◆ What is required: Transcribe every line of the listing below exactly, keeping each character, space, and number unchanged.
··· Material for this exercise
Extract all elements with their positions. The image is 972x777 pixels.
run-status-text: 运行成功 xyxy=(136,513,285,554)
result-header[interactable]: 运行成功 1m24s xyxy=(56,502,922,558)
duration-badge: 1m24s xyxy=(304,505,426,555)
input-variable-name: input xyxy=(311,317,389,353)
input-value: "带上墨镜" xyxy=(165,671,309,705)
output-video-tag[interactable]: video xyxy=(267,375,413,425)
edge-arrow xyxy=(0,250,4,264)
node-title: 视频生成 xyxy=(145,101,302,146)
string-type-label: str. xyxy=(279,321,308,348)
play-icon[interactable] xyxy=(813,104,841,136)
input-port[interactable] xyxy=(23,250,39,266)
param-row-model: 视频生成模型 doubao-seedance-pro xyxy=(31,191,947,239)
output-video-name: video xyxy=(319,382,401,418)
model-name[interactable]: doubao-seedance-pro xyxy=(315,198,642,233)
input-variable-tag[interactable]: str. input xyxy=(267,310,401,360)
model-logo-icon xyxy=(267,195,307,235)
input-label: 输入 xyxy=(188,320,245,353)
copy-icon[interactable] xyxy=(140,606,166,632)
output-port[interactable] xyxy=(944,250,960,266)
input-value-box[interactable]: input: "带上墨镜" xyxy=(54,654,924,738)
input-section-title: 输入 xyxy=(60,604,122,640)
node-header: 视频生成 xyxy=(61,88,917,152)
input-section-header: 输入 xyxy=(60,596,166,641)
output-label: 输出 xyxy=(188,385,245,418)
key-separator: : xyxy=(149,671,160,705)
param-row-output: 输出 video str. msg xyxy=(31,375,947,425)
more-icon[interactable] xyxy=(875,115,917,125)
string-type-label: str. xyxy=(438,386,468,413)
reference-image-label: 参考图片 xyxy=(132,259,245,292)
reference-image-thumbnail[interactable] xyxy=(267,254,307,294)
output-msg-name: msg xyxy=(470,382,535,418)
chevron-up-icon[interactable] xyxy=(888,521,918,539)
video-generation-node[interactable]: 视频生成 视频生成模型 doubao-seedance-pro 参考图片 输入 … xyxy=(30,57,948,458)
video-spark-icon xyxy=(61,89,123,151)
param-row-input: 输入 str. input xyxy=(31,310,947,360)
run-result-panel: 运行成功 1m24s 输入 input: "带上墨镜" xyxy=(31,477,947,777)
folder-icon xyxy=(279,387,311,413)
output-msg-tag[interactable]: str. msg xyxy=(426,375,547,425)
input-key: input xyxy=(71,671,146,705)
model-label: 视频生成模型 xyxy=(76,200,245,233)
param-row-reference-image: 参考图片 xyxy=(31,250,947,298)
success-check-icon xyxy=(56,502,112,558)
······
◆ Written reply:
Extract all elements with their positions. The image is 972x777 pixels.
run-status-text: 运行成功 xyxy=(136,513,285,554)
result-header[interactable]: 运行成功 1m24s xyxy=(56,502,922,558)
duration-badge: 1m24s xyxy=(304,505,426,555)
input-variable-name: input xyxy=(311,317,389,353)
input-value: "带上墨镜" xyxy=(165,671,309,705)
output-video-tag[interactable]: video xyxy=(267,375,413,425)
edge-arrow xyxy=(0,250,4,264)
node-title: 视频生成 xyxy=(145,101,302,146)
string-type-label: str. xyxy=(279,321,308,348)
play-icon[interactable] xyxy=(813,104,841,136)
input-port[interactable] xyxy=(23,250,39,266)
param-row-model: 视频生成模型 doubao-seedance-pro xyxy=(31,191,947,239)
output-video-name: video xyxy=(319,382,401,418)
model-name[interactable]: doubao-seedance-pro xyxy=(315,198,642,233)
input-variable-tag[interactable]: str. input xyxy=(267,310,401,360)
model-logo-icon xyxy=(267,195,307,235)
input-label: 输入 xyxy=(188,320,245,353)
copy-icon[interactable] xyxy=(140,606,166,632)
output-port[interactable] xyxy=(944,250,960,266)
input-value-box[interactable]: input: "带上墨镜" xyxy=(54,654,924,738)
input-section-title: 输入 xyxy=(60,604,122,640)
node-header: 视频生成 xyxy=(61,88,917,152)
input-section-header: 输入 xyxy=(60,596,166,641)
output-label: 输出 xyxy=(188,385,245,418)
key-separator: : xyxy=(149,671,160,705)
param-row-output: 输出 video str. msg xyxy=(31,375,947,425)
more-icon[interactable] xyxy=(875,115,917,125)
string-type-label: str. xyxy=(438,386,468,413)
reference-image-label: 参考图片 xyxy=(132,259,245,292)
reference-image-thumbnail[interactable] xyxy=(267,254,307,294)
output-msg-name: msg xyxy=(470,382,535,418)
chevron-up-icon[interactable] xyxy=(888,521,918,539)
video-generation-node[interactable]: 视频生成 视频生成模型 doubao-seedance-pro 参考图片 输入 … xyxy=(30,57,948,458)
video-spark-icon xyxy=(61,89,123,151)
param-row-input: 输入 str. input xyxy=(31,310,947,360)
run-result-panel: 运行成功 1m24s 输入 input: "带上墨镜" xyxy=(31,477,947,777)
folder-icon xyxy=(279,387,311,413)
output-msg-tag[interactable]: str. msg xyxy=(426,375,547,425)
input-key: input xyxy=(71,671,146,705)
model-label: 视频生成模型 xyxy=(76,200,245,233)
param-row-reference-image: 参考图片 xyxy=(31,250,947,298)
success-check-icon xyxy=(56,502,112,558)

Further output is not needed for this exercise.